■ Work to be completed
Write out each line in which the string "Justify" is present.

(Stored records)

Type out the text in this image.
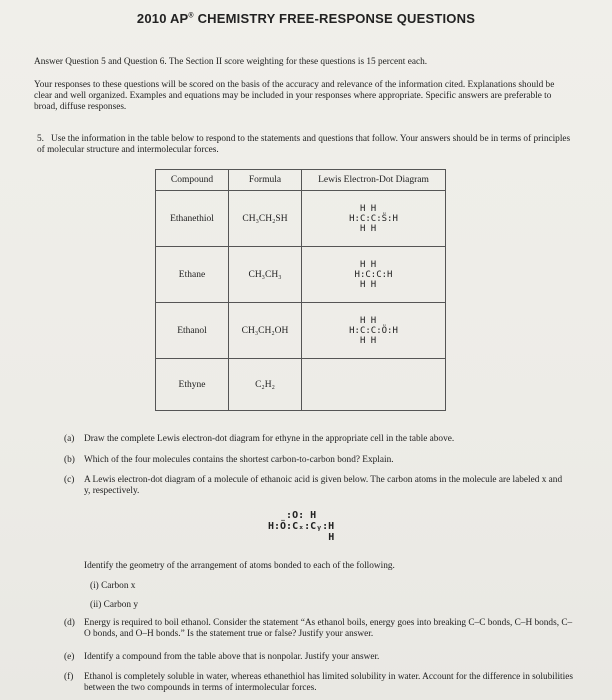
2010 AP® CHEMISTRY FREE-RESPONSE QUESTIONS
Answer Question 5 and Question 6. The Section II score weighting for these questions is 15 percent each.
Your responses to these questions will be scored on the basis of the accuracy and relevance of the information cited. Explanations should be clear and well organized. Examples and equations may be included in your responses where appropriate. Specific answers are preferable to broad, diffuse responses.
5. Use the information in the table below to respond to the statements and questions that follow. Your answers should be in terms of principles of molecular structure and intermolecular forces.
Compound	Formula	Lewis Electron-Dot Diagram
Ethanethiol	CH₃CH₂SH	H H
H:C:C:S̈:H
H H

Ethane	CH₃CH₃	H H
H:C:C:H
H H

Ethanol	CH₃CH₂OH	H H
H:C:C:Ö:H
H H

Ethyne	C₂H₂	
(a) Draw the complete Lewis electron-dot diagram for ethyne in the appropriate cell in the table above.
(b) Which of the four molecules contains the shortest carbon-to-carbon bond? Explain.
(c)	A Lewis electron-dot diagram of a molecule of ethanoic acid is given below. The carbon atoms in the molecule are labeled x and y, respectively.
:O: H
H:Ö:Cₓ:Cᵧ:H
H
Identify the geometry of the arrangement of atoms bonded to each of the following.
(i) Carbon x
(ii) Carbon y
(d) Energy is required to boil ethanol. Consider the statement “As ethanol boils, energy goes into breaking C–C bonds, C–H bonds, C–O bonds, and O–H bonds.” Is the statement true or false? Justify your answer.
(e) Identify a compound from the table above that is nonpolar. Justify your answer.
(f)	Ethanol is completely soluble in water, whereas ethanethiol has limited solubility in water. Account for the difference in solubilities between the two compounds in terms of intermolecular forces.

■ Answer for this exercise
(d) Energy is required to boil ethanol. Consider the statement “As ethanol boils, energy goes into breaking C–C bonds, C–H bonds, C–O bonds, and O–H bonds.” Is the statement true or false? Justify your answer.
(e) Identify a compound from the table above that is nonpolar. Justify your answer.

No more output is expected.